» Written request
Give only the number of lines below that contain the word "ships".

» Data excerpts
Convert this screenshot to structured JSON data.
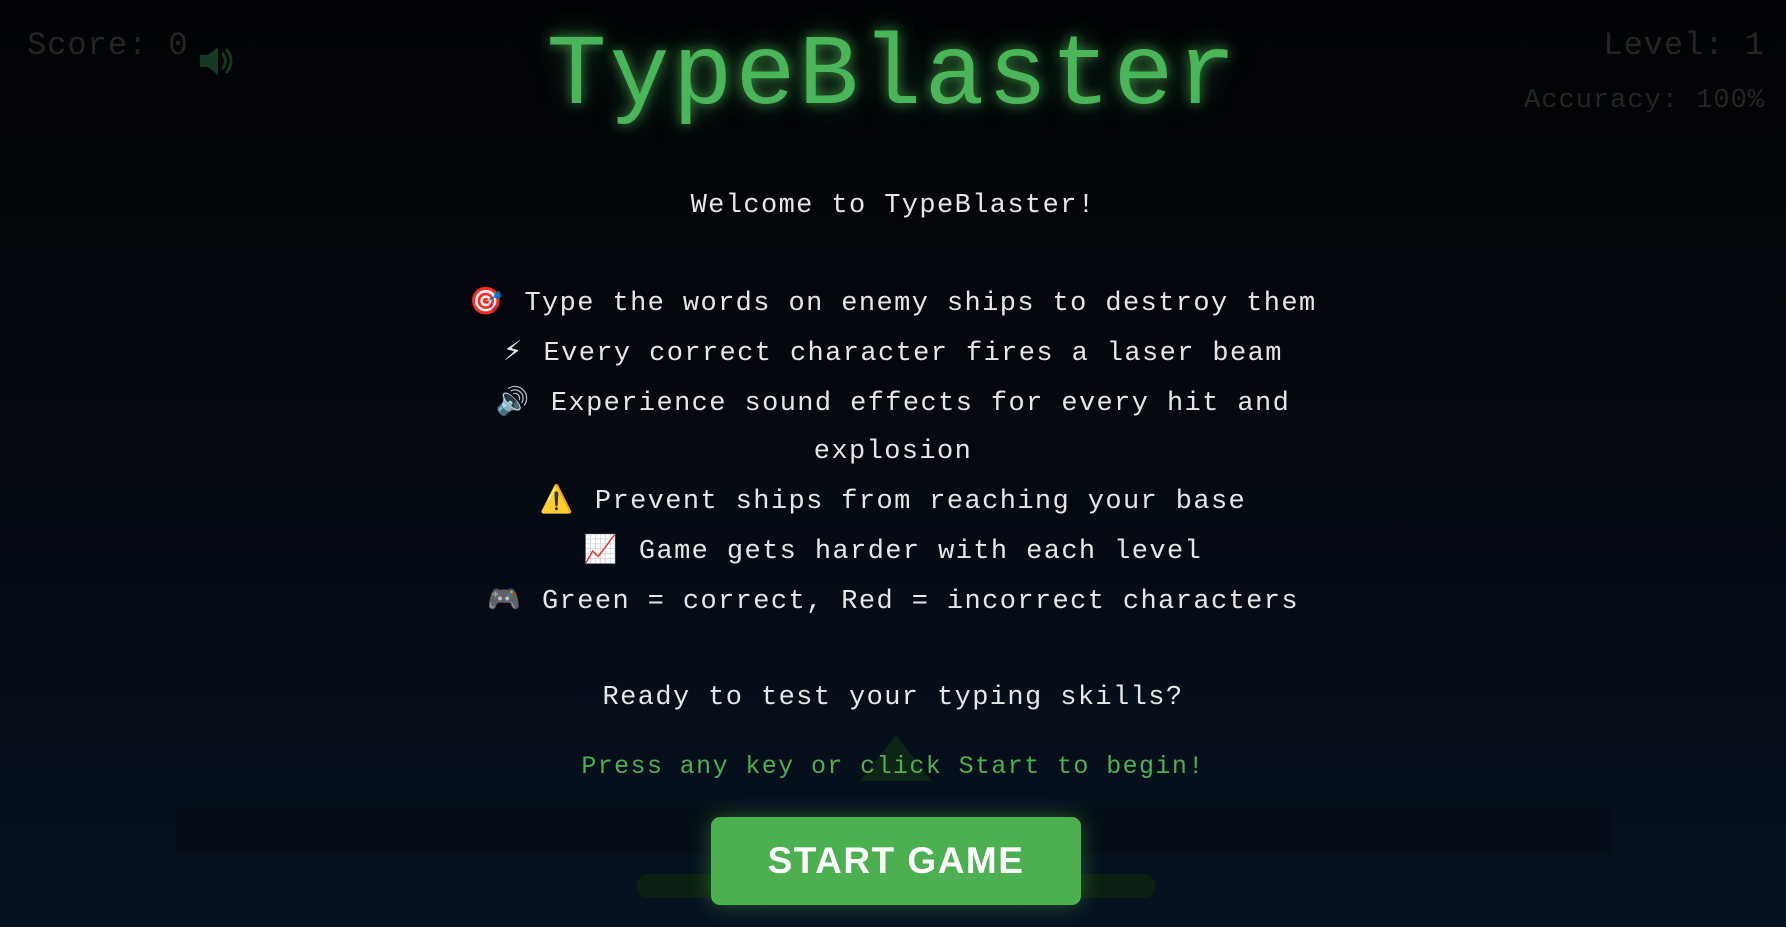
{
  "hud": {
    "score_label": "Score: 0",
    "level_label": "Level: 1",
    "accuracy_label": "Accuracy: 100%",
    "sound_icon": "speaker-icon"
  },
  "title": "TypeBlaster",
  "intro": {
    "welcome": "Welcome to TypeBlaster!",
    "rules": [
      {
        "icon": "🎯",
        "icon_name": "target-icon",
        "text": "Type the words on enemy ships to destroy them"
      },
      {
        "icon": "⚡",
        "icon_name": "lightning-icon",
        "text": "Every correct character fires a laser beam"
      },
      {
        "icon": "🔊",
        "icon_name": "speaker-icon",
        "text": "Experience sound effects for every hit and explosion"
      },
      {
        "icon": "⚠️",
        "icon_name": "warning-icon",
        "text": "Prevent ships from reaching your base"
      },
      {
        "icon": "📈",
        "icon_name": "chart-increasing-icon",
        "text": "Game gets harder with each level"
      },
      {
        "icon": "🎮",
        "icon_name": "game-controller-icon",
        "text": "Green = correct, Red = incorrect characters"
      }
    ],
    "ready": "Ready to test your typing skills?",
    "prompt": "Press any key or click Start to begin!"
  },
  "start_button": {
    "label": "START GAME"
  },
  "colors": {
    "accent_green": "#4caf50",
    "background": "#02050a",
    "text": "#e6e6e6",
    "hud_text": "#1d2a22"
  }
}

» Solution to the problem
2